__OBJECTIVE__:
Could you copy out the items below, from the very first line through the line that contains "crosshair-tool-icon[interactable]: ✛ —", keeping every character unchanged?

__INFORMATION PROVIDED__:
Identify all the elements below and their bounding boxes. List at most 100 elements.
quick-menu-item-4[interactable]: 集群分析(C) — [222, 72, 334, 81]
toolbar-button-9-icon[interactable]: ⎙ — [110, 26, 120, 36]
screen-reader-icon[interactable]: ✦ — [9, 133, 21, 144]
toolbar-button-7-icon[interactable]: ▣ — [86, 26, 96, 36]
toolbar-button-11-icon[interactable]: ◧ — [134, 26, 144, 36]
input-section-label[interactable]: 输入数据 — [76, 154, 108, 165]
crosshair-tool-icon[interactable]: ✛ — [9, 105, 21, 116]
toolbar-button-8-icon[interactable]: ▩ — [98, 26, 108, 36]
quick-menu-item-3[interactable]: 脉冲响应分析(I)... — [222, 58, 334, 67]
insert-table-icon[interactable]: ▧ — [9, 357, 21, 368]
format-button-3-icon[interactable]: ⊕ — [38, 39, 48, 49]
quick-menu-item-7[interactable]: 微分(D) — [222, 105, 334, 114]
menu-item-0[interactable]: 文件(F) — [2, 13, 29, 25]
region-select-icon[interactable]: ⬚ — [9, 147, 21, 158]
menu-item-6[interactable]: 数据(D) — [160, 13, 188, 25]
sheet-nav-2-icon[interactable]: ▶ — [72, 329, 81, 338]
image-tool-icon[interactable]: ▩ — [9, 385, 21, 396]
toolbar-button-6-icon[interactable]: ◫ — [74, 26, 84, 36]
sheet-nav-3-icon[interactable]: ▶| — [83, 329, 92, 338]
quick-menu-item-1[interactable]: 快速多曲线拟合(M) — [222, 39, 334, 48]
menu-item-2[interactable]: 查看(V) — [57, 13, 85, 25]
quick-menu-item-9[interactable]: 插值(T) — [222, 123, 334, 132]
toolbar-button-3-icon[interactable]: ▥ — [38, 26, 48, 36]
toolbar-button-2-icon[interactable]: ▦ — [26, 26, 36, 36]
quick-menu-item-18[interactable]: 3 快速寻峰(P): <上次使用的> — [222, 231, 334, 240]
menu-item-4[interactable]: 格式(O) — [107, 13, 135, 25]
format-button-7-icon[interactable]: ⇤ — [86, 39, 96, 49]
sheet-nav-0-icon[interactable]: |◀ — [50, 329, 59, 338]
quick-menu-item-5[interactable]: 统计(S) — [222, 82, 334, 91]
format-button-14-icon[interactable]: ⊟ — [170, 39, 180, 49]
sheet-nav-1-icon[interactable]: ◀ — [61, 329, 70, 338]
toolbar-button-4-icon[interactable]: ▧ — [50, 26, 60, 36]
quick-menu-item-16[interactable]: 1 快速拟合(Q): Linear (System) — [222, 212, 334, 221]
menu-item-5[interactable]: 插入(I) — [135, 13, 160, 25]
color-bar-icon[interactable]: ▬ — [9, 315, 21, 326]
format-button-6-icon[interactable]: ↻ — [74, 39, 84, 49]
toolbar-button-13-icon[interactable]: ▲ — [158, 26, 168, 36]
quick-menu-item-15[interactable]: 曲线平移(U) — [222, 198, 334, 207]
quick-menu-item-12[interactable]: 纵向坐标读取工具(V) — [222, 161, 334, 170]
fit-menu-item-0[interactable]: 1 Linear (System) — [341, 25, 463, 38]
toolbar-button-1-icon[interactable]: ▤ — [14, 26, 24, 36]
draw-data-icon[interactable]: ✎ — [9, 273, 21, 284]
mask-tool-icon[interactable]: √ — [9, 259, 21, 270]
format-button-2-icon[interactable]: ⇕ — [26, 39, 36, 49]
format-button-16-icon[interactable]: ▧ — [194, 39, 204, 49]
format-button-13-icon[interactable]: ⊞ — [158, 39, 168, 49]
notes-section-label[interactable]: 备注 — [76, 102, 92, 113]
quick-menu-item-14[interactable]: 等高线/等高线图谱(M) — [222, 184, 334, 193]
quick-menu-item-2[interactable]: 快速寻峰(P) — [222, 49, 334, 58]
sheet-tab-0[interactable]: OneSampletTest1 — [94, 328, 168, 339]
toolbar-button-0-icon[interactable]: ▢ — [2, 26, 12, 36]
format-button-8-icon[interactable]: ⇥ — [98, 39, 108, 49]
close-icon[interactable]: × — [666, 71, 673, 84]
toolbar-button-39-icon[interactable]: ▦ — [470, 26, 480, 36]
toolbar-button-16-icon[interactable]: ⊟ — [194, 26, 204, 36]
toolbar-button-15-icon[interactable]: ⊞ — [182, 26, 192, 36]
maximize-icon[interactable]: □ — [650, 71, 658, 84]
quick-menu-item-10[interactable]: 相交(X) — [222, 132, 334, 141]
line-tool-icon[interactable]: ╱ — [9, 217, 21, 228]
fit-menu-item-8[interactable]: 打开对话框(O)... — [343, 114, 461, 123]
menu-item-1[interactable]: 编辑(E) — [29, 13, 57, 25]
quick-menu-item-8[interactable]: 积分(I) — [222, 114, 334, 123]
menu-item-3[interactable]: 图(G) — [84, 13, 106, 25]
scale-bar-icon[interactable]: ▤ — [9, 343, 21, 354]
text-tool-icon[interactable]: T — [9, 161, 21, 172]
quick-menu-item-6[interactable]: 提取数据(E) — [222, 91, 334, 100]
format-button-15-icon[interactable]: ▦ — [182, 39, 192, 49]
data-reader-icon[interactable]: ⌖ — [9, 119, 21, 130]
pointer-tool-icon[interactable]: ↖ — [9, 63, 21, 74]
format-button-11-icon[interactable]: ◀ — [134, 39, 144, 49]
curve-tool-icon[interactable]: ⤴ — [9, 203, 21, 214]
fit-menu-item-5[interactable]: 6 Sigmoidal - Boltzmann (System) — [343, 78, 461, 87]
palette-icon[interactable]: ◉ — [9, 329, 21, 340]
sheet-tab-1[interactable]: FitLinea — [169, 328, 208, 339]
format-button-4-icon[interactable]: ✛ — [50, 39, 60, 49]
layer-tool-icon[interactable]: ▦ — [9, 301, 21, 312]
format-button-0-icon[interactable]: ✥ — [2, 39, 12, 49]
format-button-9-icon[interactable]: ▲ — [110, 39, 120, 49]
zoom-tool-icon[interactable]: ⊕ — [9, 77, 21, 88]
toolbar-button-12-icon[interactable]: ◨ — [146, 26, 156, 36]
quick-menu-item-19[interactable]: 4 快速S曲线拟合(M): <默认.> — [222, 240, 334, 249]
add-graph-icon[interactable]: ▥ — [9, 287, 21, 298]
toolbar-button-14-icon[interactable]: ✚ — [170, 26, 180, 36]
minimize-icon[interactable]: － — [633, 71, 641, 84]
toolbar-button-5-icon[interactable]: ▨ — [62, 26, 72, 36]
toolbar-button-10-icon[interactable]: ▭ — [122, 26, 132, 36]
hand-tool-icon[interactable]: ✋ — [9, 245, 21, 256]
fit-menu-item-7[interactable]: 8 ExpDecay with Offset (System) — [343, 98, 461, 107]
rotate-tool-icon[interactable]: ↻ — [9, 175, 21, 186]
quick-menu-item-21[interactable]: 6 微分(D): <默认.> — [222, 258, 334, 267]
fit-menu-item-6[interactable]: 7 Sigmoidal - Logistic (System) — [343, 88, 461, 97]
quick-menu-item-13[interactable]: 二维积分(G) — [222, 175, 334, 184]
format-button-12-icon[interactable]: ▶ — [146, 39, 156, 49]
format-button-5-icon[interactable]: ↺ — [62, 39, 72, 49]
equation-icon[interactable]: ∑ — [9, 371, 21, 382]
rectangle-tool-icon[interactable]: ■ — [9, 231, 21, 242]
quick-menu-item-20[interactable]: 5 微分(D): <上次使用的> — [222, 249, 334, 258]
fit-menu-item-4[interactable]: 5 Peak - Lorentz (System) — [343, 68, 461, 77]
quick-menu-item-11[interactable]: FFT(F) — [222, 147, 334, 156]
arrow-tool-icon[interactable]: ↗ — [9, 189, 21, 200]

__COMPLETE RESPONSE__:
Identify all the elements below and their bounding boxes. List at most 100 elements.
quick-menu-item-4[interactable]: 集群分析(C) — [222, 72, 334, 81]
toolbar-button-9-icon[interactable]: ⎙ — [110, 26, 120, 36]
screen-reader-icon[interactable]: ✦ — [9, 133, 21, 144]
toolbar-button-7-icon[interactable]: ▣ — [86, 26, 96, 36]
toolbar-button-11-icon[interactable]: ◧ — [134, 26, 144, 36]
input-section-label[interactable]: 输入数据 — [76, 154, 108, 165]
crosshair-tool-icon[interactable]: ✛ — [9, 105, 21, 116]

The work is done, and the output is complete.